◆ Supplied material ◆

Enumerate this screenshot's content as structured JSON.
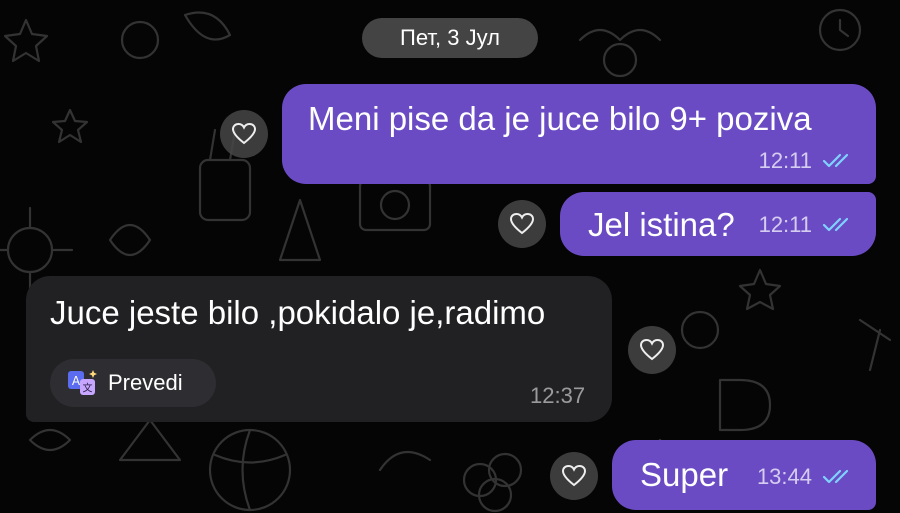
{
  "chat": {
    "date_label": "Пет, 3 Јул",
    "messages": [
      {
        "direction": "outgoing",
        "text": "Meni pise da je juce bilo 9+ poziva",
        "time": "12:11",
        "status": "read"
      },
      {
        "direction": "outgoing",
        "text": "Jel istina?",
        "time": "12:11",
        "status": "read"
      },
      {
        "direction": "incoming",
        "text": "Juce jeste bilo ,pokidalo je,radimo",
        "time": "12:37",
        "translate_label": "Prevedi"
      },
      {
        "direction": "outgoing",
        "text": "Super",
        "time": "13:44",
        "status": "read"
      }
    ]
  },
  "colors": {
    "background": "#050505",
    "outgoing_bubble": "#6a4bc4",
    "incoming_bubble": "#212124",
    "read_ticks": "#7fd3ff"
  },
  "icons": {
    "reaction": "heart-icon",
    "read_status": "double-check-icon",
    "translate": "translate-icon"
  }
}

...

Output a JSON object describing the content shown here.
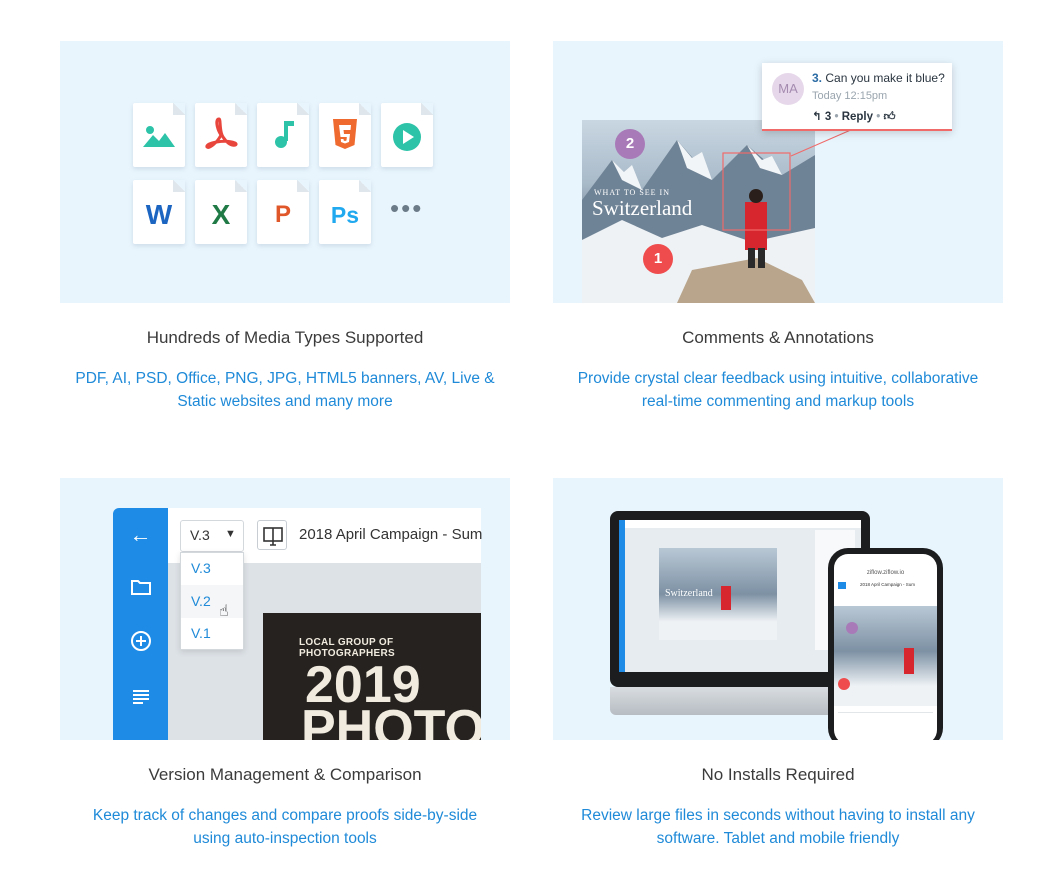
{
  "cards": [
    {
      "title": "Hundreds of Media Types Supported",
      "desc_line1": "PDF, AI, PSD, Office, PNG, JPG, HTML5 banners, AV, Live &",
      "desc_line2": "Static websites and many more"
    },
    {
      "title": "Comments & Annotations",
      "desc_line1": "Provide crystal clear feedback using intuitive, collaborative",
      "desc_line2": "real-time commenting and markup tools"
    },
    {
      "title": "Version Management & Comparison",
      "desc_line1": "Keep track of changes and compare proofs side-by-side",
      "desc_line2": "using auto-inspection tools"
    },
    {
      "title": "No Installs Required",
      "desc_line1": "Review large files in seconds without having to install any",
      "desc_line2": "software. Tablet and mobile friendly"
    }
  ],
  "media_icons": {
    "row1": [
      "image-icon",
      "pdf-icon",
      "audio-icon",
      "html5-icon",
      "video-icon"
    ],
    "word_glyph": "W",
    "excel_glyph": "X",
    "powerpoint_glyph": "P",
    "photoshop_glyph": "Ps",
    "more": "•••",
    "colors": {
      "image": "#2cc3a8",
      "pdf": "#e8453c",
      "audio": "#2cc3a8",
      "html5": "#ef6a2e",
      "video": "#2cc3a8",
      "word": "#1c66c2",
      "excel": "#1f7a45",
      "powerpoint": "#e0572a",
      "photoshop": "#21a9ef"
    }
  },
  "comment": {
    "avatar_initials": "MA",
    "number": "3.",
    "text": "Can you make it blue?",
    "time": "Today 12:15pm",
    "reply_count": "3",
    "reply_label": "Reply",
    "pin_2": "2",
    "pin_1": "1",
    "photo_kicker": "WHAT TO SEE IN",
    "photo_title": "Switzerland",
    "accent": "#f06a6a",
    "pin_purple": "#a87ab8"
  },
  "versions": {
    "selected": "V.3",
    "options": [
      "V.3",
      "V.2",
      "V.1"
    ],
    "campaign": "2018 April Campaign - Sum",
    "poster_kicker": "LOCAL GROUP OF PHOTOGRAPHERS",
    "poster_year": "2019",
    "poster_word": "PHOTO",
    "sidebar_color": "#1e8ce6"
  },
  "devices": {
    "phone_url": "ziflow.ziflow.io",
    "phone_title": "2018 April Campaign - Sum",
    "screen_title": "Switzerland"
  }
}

◆ Task brief ◆
Find every line that includes the string "using". Report how many there are and nothing else.

◆ Task solution ◆
2